Information shown:
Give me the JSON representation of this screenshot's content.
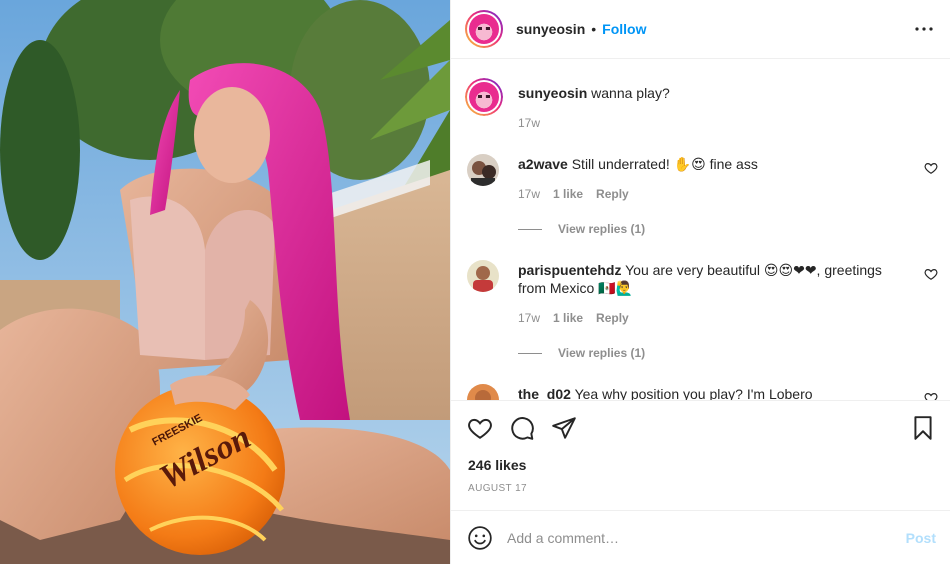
{
  "post": {
    "username": "sunyeosin",
    "follow_label": "Follow",
    "separator": "•",
    "caption_user": "sunyeosin",
    "caption_text": "wanna play?",
    "caption_time": "17w",
    "ball_text": "Wilson",
    "ball_subtext": "FREESKIE",
    "photo_description_colors": {
      "hair": "#e0249a",
      "ball": "#f7821e",
      "sky": "#7fb6e2"
    }
  },
  "comments": [
    {
      "user": "a2wave",
      "text": "Still underrated! ✋😍 fine ass",
      "time": "17w",
      "likes": "1 like",
      "reply_label": "Reply",
      "view_replies": "View replies (1)"
    },
    {
      "user": "parispuentehdz",
      "text": "You are very beautiful 😍😍❤❤, greetings from Mexico 🇲🇽🙋‍♂️",
      "time": "17w",
      "likes": "1 like",
      "reply_label": "Reply",
      "view_replies": "View replies (1)"
    },
    {
      "user": "the_d02",
      "text": "Yea why position you play? I'm Lobero"
    }
  ],
  "actions": {
    "likes_count": "246 likes",
    "date": "AUGUST 17"
  },
  "add_comment": {
    "placeholder": "Add a comment…",
    "post_label": "Post"
  },
  "icons": {
    "more": "more-horizontal-icon",
    "heart": "heart-icon",
    "comment": "comment-icon",
    "share": "share-icon",
    "save": "bookmark-icon",
    "emoji": "emoji-icon"
  }
}
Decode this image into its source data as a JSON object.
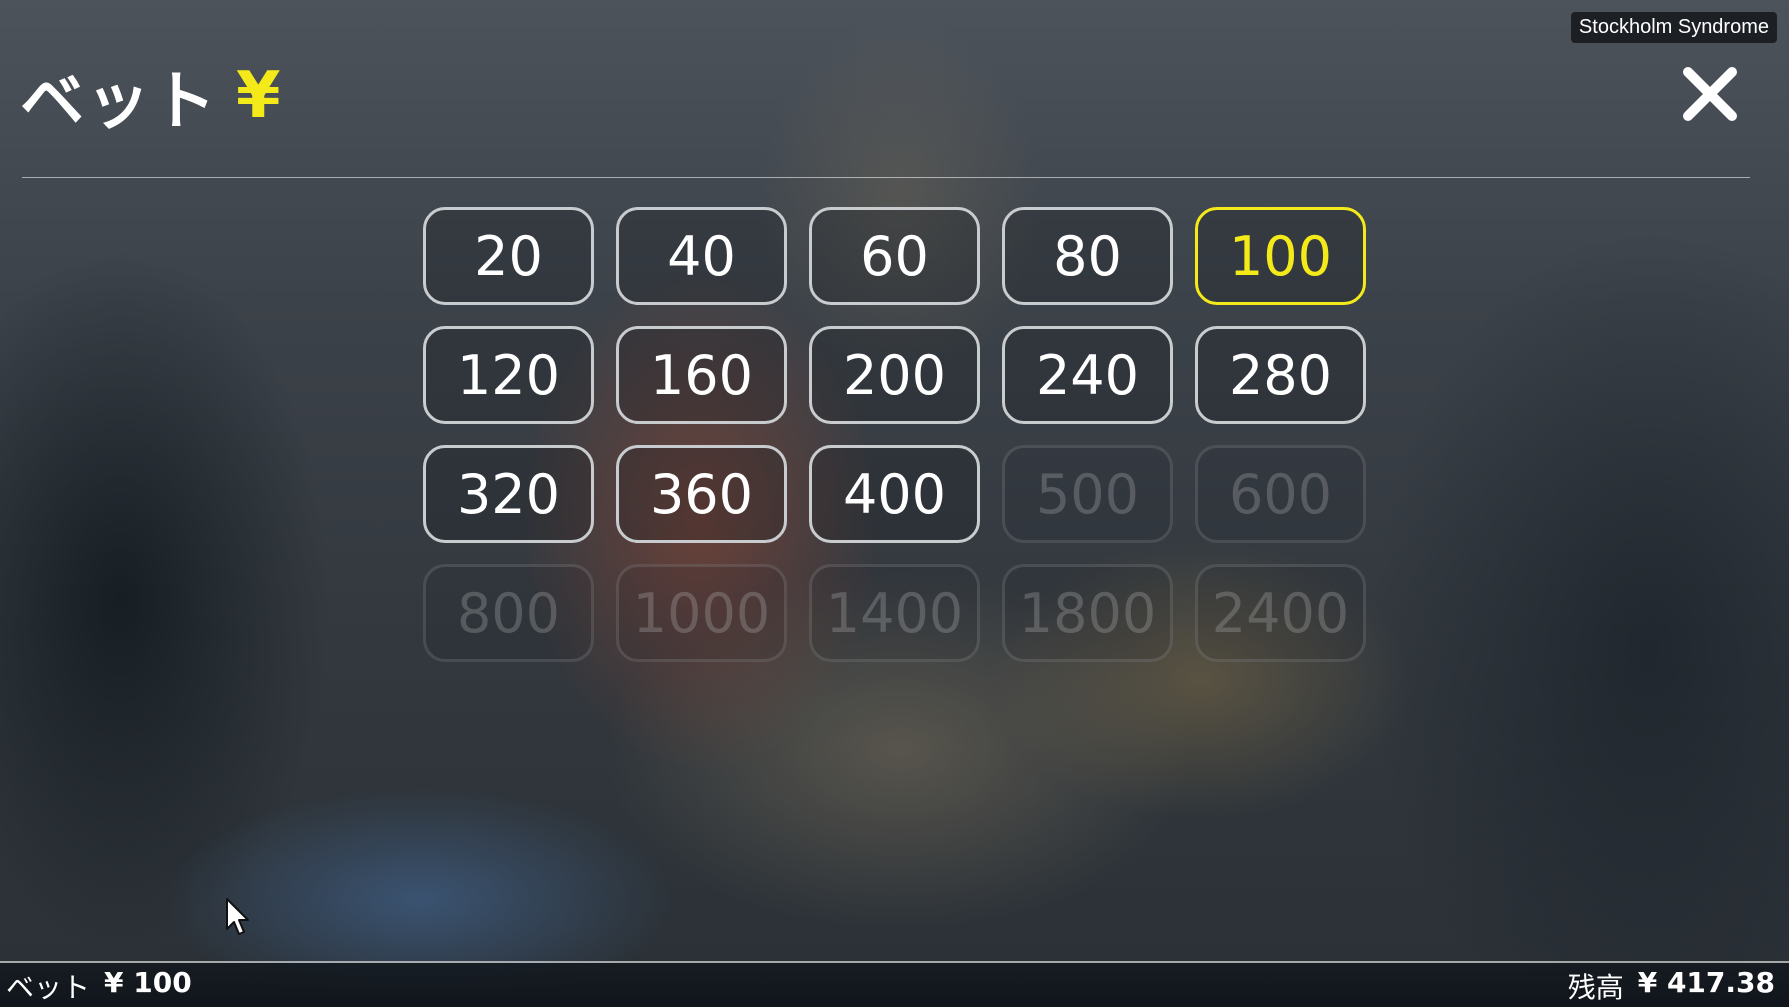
{
  "header": {
    "title": "ベット",
    "currency_symbol": "¥"
  },
  "game_badge": "Stockholm Syndrome",
  "bet_options": [
    {
      "label": "20",
      "state": "enabled"
    },
    {
      "label": "40",
      "state": "enabled"
    },
    {
      "label": "60",
      "state": "enabled"
    },
    {
      "label": "80",
      "state": "enabled"
    },
    {
      "label": "100",
      "state": "selected"
    },
    {
      "label": "120",
      "state": "enabled"
    },
    {
      "label": "160",
      "state": "enabled"
    },
    {
      "label": "200",
      "state": "enabled"
    },
    {
      "label": "240",
      "state": "enabled"
    },
    {
      "label": "280",
      "state": "enabled"
    },
    {
      "label": "320",
      "state": "enabled"
    },
    {
      "label": "360",
      "state": "enabled"
    },
    {
      "label": "400",
      "state": "enabled"
    },
    {
      "label": "500",
      "state": "disabled"
    },
    {
      "label": "600",
      "state": "disabled"
    },
    {
      "label": "800",
      "state": "disabled"
    },
    {
      "label": "1000",
      "state": "disabled"
    },
    {
      "label": "1400",
      "state": "disabled"
    },
    {
      "label": "1800",
      "state": "disabled"
    },
    {
      "label": "2400",
      "state": "disabled"
    }
  ],
  "footer": {
    "bet_label": "ベット",
    "bet_value": "¥ 100",
    "balance_label": "残高",
    "balance_value": "¥ 417.38"
  },
  "colors": {
    "accent": "#f4ea1a",
    "button_border": "#c9cccf",
    "text": "#ffffff"
  },
  "icons": {
    "close": "close-icon",
    "cursor": "mouse-cursor-icon"
  }
}
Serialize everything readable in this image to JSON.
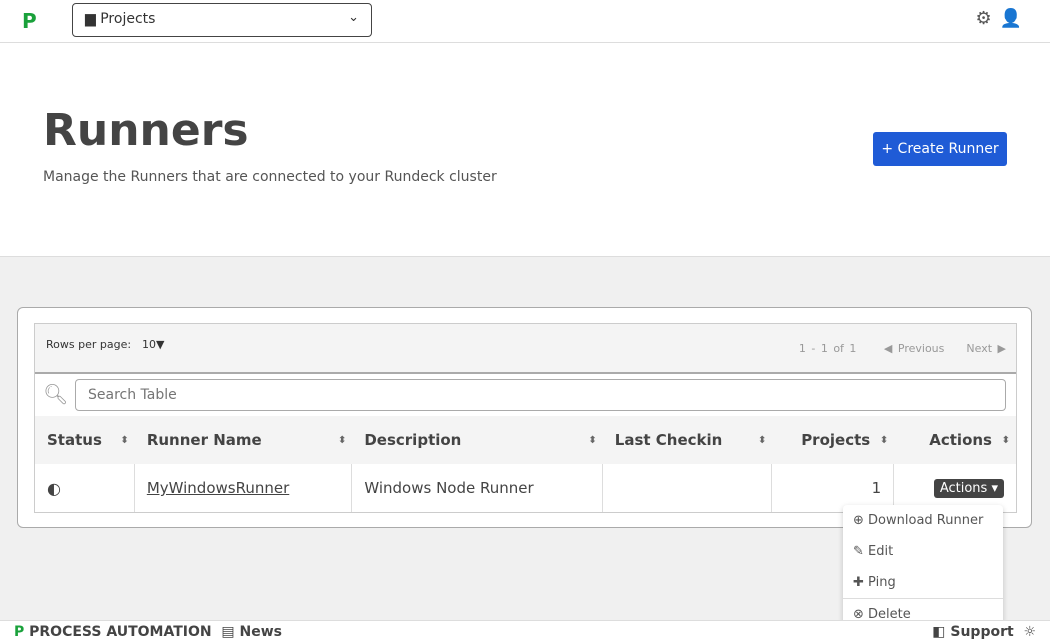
{
  "topbar": {
    "project_selector": "Projects"
  },
  "header": {
    "title": "Runners",
    "subtitle": "Manage the Runners that are connected to your Rundeck cluster",
    "create_label": "+ Create Runner"
  },
  "table": {
    "rows_per_page_label": "Rows per page:",
    "rows_per_page": "10",
    "page_info": "1 - 1 of 1",
    "previous": "Previous",
    "next": "Next",
    "search_placeholder": "Search Table",
    "columns": [
      "Status",
      "Runner Name",
      "Description",
      "Last Checkin",
      "Projects",
      "Actions"
    ],
    "rows": [
      {
        "status_icon": "half-circle-icon",
        "name": "MyWindowsRunner",
        "description": "Windows Node Runner",
        "last_checkin": "",
        "projects": "1",
        "actions_label": "Actions"
      }
    ]
  },
  "actions_menu": [
    "Download Runner",
    "Edit",
    "Ping",
    "Delete"
  ],
  "footer": {
    "brand": "PROCESS AUTOMATION",
    "news": "News",
    "support": "Support"
  },
  "colors": {
    "brand": "#1aa13b",
    "primary": "#1f5bd6"
  }
}
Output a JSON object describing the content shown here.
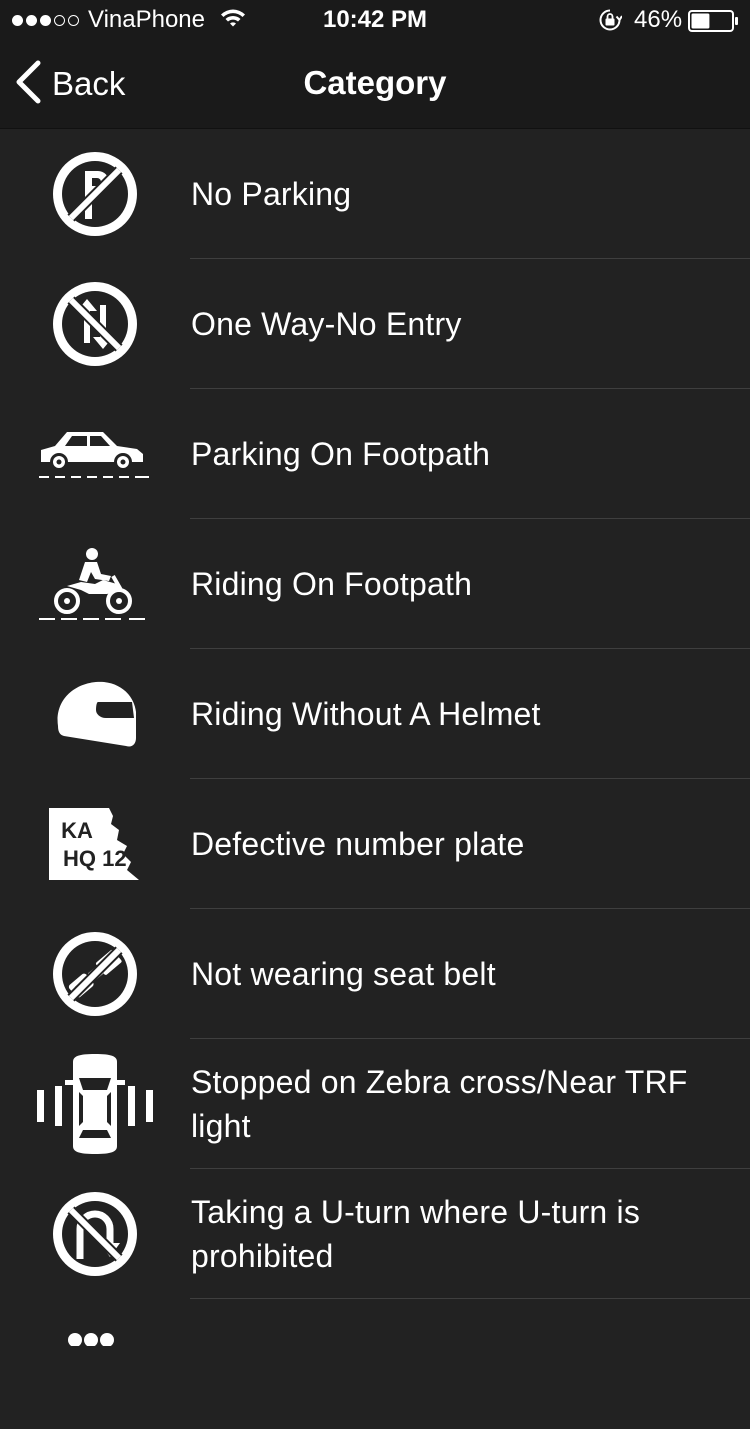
{
  "status_bar": {
    "carrier": "VinaPhone",
    "time": "10:42 PM",
    "battery_percent": "46%",
    "battery_level": 0.46,
    "signal_bars_filled": 3,
    "signal_bars_total": 5
  },
  "nav": {
    "back_label": "Back",
    "title": "Category"
  },
  "categories": [
    {
      "label": "No Parking",
      "icon": "no-parking-icon"
    },
    {
      "label": "One Way-No Entry",
      "icon": "one-way-no-entry-icon"
    },
    {
      "label": "Parking On Footpath",
      "icon": "car-on-footpath-icon"
    },
    {
      "label": "Riding On Footpath",
      "icon": "motorbike-on-footpath-icon"
    },
    {
      "label": "Riding Without A Helmet",
      "icon": "helmet-icon"
    },
    {
      "label": "Defective number plate",
      "icon": "number-plate-icon",
      "plate_text": [
        "KA",
        "HQ 12"
      ]
    },
    {
      "label": "Not wearing seat belt",
      "icon": "no-seat-belt-icon"
    },
    {
      "label": "Stopped on Zebra cross/Near TRF light",
      "icon": "car-on-zebra-crossing-icon"
    },
    {
      "label": "Taking a U-turn where U-turn is prohibited",
      "icon": "no-u-turn-icon"
    }
  ],
  "colors": {
    "background": "#222222",
    "bar_background": "#1a1a1a",
    "divider": "#3f3f3f",
    "text": "#ffffff"
  }
}
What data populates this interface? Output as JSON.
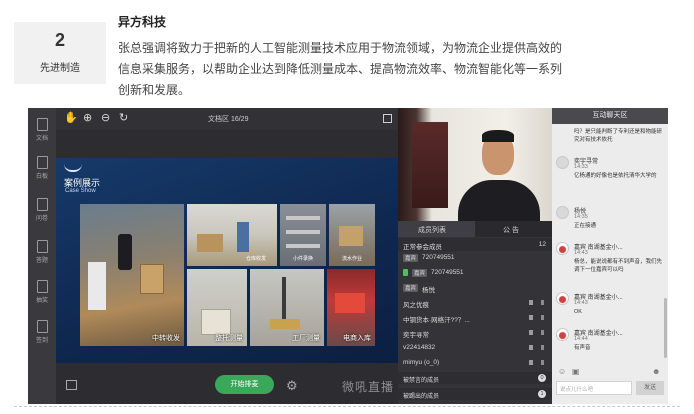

Do this: Collect the lines of the data that carry the word "image".

Exercise solution:
Decode this image into its source data as a JSON object.
Serialize everything readable in this image to JSON.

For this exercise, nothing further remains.